▶ _GIVEN REQUEST_:
Read the entries below and pull out each line with the string "trough".

"""

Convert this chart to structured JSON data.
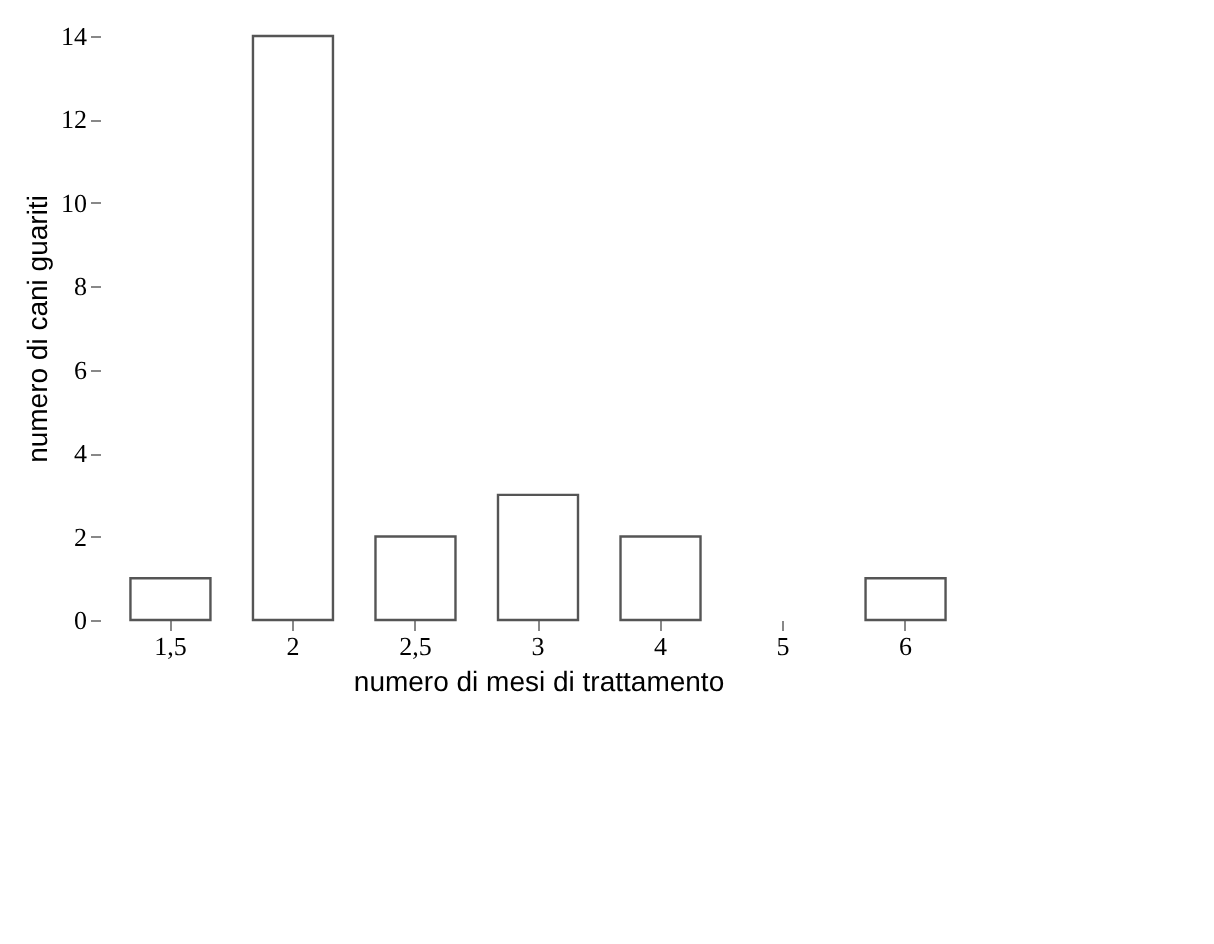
{
  "chart_data": {
    "type": "bar",
    "xlabel": "numero di mesi di trattamento",
    "ylabel": "numero di cani guariti",
    "categories": [
      "1,5",
      "2",
      "2,5",
      "3",
      "4",
      "5",
      "6"
    ],
    "values": [
      1,
      14,
      2,
      3,
      2,
      0,
      1
    ],
    "color": "#ffffff",
    "ylim": [
      0,
      14
    ],
    "yticks": [
      0,
      2,
      4,
      6,
      8,
      10,
      12,
      14
    ],
    "grid": false
  }
}
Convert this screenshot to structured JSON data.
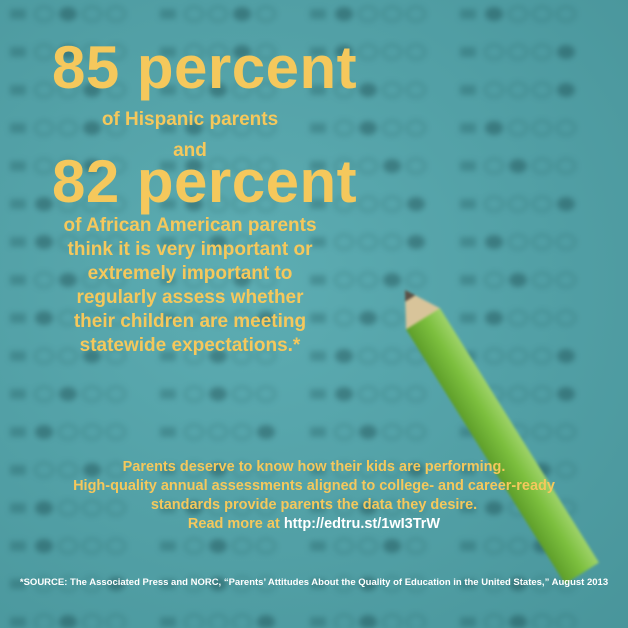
{
  "headline1": "85 percent",
  "line1": "of Hispanic parents",
  "connector": "and",
  "headline2": "82 percent",
  "paragraph_lines": [
    "of African American parents",
    "think it is very important or",
    "extremely important to",
    "regularly assess whether",
    "their children are meeting",
    "statewide expectations.*"
  ],
  "message_lines": [
    "Parents deserve to know how their kids are performing.",
    "High-quality annual assessments aligned to college- and career-ready",
    "standards provide parents the data they desire."
  ],
  "read_more_prefix": "Read more at ",
  "read_more_url": "http://edtru.st/1wI3TrW",
  "source": "*SOURCE: The Associated Press and NORC, “Parents’ Attitudes About the Quality of Education in the United States,” August 2013",
  "colors": {
    "background": "#5aaab0",
    "highlight_text": "#f5c85c",
    "link_text": "#ffffff",
    "pencil": "#7cbf3e"
  },
  "icons": [
    "pencil-icon"
  ]
}
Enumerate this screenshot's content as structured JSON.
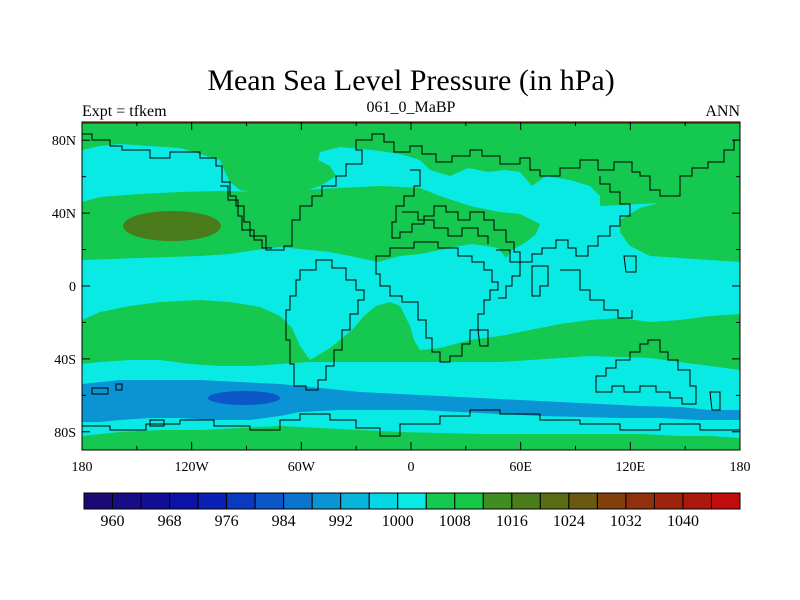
{
  "chart_data": {
    "type": "heatmap",
    "title": "Mean Sea Level Pressure (in hPa)",
    "left_label": "Expt = tfkem",
    "center_label": "061_0_MaBP",
    "right_label": "ANN",
    "x_ticks": [
      "180",
      "120W",
      "60W",
      "0",
      "60E",
      "120E",
      "180"
    ],
    "y_ticks": [
      "80N",
      "40N",
      "0",
      "40S",
      "80S"
    ],
    "xlim": [
      -180,
      180
    ],
    "ylim": [
      -90,
      90
    ],
    "colorbar": {
      "labels": [
        "960",
        "968",
        "976",
        "984",
        "992",
        "1000",
        "1008",
        "1016",
        "1024",
        "1032",
        "1040"
      ],
      "label_values": [
        960,
        968,
        976,
        984,
        992,
        1000,
        1008,
        1016,
        1024,
        1032,
        1040
      ],
      "levels": [
        956,
        960,
        964,
        968,
        972,
        976,
        980,
        984,
        988,
        992,
        996,
        1000,
        1004,
        1008,
        1012,
        1016,
        1020,
        1024,
        1028,
        1032,
        1036,
        1040,
        1044
      ],
      "colors": [
        "#1c0a74",
        "#190c87",
        "#130e98",
        "#0c12a8",
        "#0a20b6",
        "#0a39c2",
        "#0b57c8",
        "#0b74cc",
        "#0b94d4",
        "#08b4dc",
        "#04d8e4",
        "#0aeae4",
        "#14c850",
        "#16c848",
        "#3f8e22",
        "#4a7c1c",
        "#5a6c14",
        "#6a5a10",
        "#84400c",
        "#90300c",
        "#9c240c",
        "#ac180c",
        "#c00c0c"
      ]
    },
    "pressure_fields": [
      {
        "level": "996-1000",
        "color": "#0aeae4",
        "region": "background"
      },
      {
        "level": "1000-1004",
        "color": "#14c850",
        "region": "subtropical highs, polar areas"
      },
      {
        "level": "1012-1016",
        "color": "#4a7c1c",
        "region": "north pacific high core"
      },
      {
        "level": "992-996",
        "color": "#04d8e4",
        "region": "southern mid-latitudes"
      },
      {
        "level": "984-988",
        "color": "#0b94d4",
        "region": "southern ocean trough"
      },
      {
        "level": "976-980",
        "color": "#0b57c8",
        "region": "southern ocean trough core"
      }
    ]
  }
}
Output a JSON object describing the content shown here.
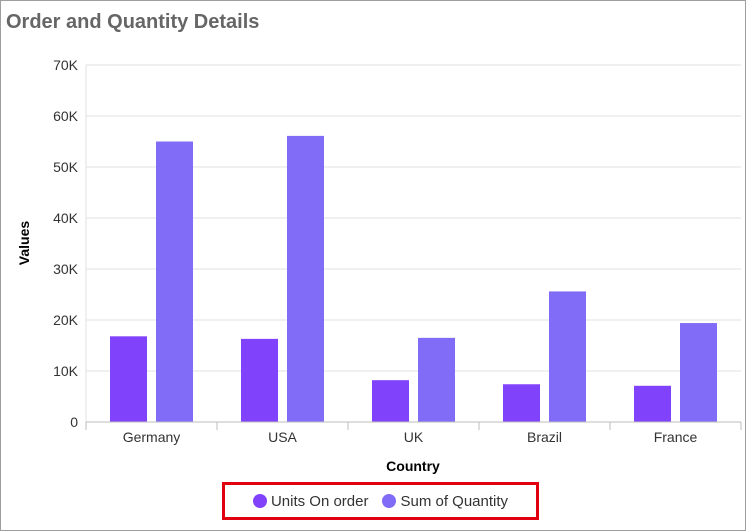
{
  "chart_data": {
    "type": "bar",
    "title": "Order and Quantity Details",
    "xlabel": "Country",
    "ylabel": "Values",
    "categories": [
      "Germany",
      "USA",
      "UK",
      "Brazil",
      "France"
    ],
    "series": [
      {
        "name": "Units On order",
        "values": [
          16800,
          16300,
          8200,
          7400,
          7100
        ],
        "color": "#8142fc"
      },
      {
        "name": "Sum of Quantity",
        "values": [
          55000,
          56100,
          16500,
          25600,
          19400
        ],
        "color": "#806cf6"
      }
    ],
    "ylim": [
      0,
      70000
    ],
    "yticks": [
      0,
      10000,
      20000,
      30000,
      40000,
      50000,
      60000,
      70000
    ],
    "ytick_labels": [
      "0",
      "10K",
      "20K",
      "30K",
      "40K",
      "50K",
      "60K",
      "70K"
    ],
    "grid": true,
    "legend_position": "bottom"
  }
}
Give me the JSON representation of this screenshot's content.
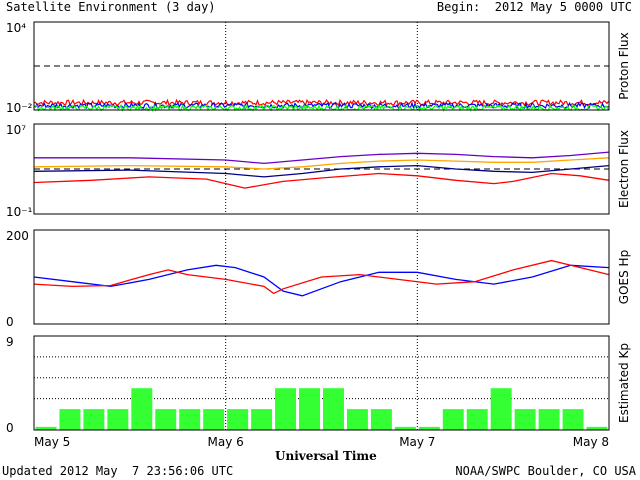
{
  "header": {
    "title": "Satellite Environment (3 day)",
    "begin": "Begin:  2012 May 5 0000 UTC"
  },
  "footer": {
    "updated": "Updated 2012 May  7 23:56:06 UTC",
    "credit": "NOAA/SWPC Boulder, CO USA"
  },
  "colors": {
    "red": "#ff0000",
    "blue": "#0000ff",
    "green": "#00ff00",
    "purple": "#6a00c8",
    "orange": "#ffa500",
    "navy": "#000080",
    "kp_bar": "#33ff33"
  },
  "chart_data": [
    {
      "type": "line",
      "ylabel": "Proton Flux",
      "yscale": "log",
      "ylim_exp": [
        -2,
        4
      ],
      "tick_labels": [
        "10⁴",
        "10⁻²"
      ],
      "threshold_exp": 1,
      "series": [
        {
          "color": "red",
          "level_exp": -1.5
        },
        {
          "color": "blue",
          "level_exp": -1.7
        },
        {
          "color": "green",
          "level_exp": -1.85
        }
      ],
      "xlabel": "Universal Time",
      "x_ticks": [
        "May 5",
        "May 6",
        "May 7",
        "May 8"
      ]
    },
    {
      "type": "line",
      "ylabel": "Electron Flux",
      "yscale": "log",
      "ylim_exp": [
        -1,
        7
      ],
      "tick_labels": [
        "10⁷",
        "10⁻¹"
      ],
      "threshold_exp": 3,
      "series": [
        {
          "color": "purple",
          "x": [
            0,
            0.5,
            1,
            1.2,
            1.4,
            1.6,
            1.8,
            2,
            2.2,
            2.4,
            2.6,
            2.8,
            3
          ],
          "y": [
            4.0,
            4.0,
            3.8,
            3.5,
            3.8,
            4.1,
            4.3,
            4.4,
            4.3,
            4.1,
            4.0,
            4.2,
            4.5
          ]
        },
        {
          "color": "orange",
          "x": [
            0,
            0.5,
            1,
            1.2,
            1.4,
            1.6,
            1.8,
            2,
            2.2,
            2.4,
            2.6,
            2.8,
            3
          ],
          "y": [
            3.2,
            3.3,
            3.2,
            3.0,
            3.2,
            3.5,
            3.7,
            3.8,
            3.7,
            3.6,
            3.6,
            3.8,
            4.0
          ]
        },
        {
          "color": "navy",
          "x": [
            0,
            0.5,
            1,
            1.2,
            1.4,
            1.6,
            1.8,
            2,
            2.2,
            2.4,
            2.6,
            2.8,
            3
          ],
          "y": [
            2.8,
            2.9,
            2.6,
            2.3,
            2.6,
            3.0,
            3.2,
            3.3,
            3.0,
            2.8,
            2.7,
            3.0,
            3.3
          ]
        },
        {
          "color": "red",
          "x": [
            0,
            0.3,
            0.6,
            0.9,
            1.0,
            1.1,
            1.3,
            1.5,
            1.8,
            2.0,
            2.2,
            2.4,
            2.5,
            2.7,
            2.85,
            3
          ],
          "y": [
            1.8,
            2.0,
            2.3,
            2.1,
            1.7,
            1.3,
            1.9,
            2.2,
            2.6,
            2.4,
            2.0,
            1.7,
            1.9,
            2.6,
            2.4,
            2.0
          ]
        }
      ],
      "xlabel": "Universal Time",
      "x_ticks": [
        "May 5",
        "May 6",
        "May 7",
        "May 8"
      ]
    },
    {
      "type": "line",
      "ylabel": "GOES Hp",
      "ylim": [
        0,
        200
      ],
      "tick_labels": [
        "200",
        "0"
      ],
      "series": [
        {
          "color": "blue",
          "x": [
            0,
            0.2,
            0.4,
            0.6,
            0.8,
            0.95,
            1.05,
            1.2,
            1.3,
            1.4,
            1.6,
            1.8,
            2.0,
            2.2,
            2.4,
            2.6,
            2.8,
            3
          ],
          "y": [
            100,
            90,
            80,
            95,
            115,
            125,
            120,
            100,
            70,
            60,
            90,
            110,
            110,
            95,
            85,
            100,
            125,
            120
          ]
        },
        {
          "color": "red",
          "x": [
            0,
            0.2,
            0.4,
            0.6,
            0.7,
            0.8,
            1.0,
            1.2,
            1.25,
            1.3,
            1.5,
            1.7,
            1.9,
            2.1,
            2.3,
            2.5,
            2.7,
            2.8,
            3
          ],
          "y": [
            85,
            80,
            82,
            105,
            115,
            105,
            95,
            80,
            65,
            75,
            100,
            105,
            95,
            85,
            90,
            115,
            135,
            125,
            105
          ]
        }
      ],
      "xlabel": "Universal Time",
      "x_ticks": [
        "May 5",
        "May 6",
        "May 7",
        "May 8"
      ]
    },
    {
      "type": "bar",
      "ylabel": "Estimated Kp",
      "ylim": [
        0,
        9
      ],
      "tick_labels": [
        "9",
        "0"
      ],
      "values": [
        0.3,
        2,
        2,
        2,
        4,
        2,
        2,
        2,
        2,
        2,
        4,
        4,
        4,
        2,
        2,
        0.3,
        0.3,
        2,
        2,
        4,
        2,
        2,
        2,
        0.3
      ],
      "xlabel": "Universal Time",
      "x_ticks": [
        "May 5",
        "May 6",
        "May 7",
        "May 8"
      ]
    }
  ]
}
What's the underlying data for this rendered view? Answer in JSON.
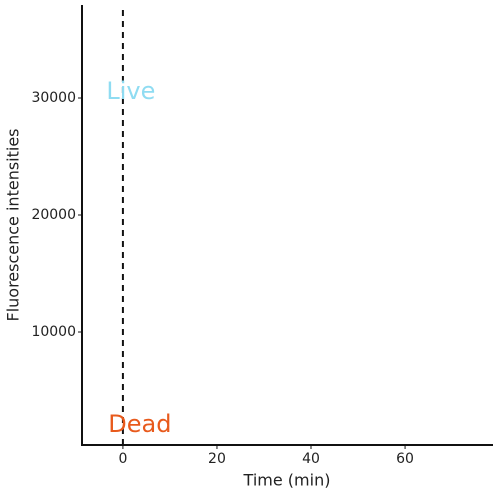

"""

▶ _RESPONSE TO THIS EXERCISE_:
        "region": "southern ocean trough"
        "region": "southern ocean trough core"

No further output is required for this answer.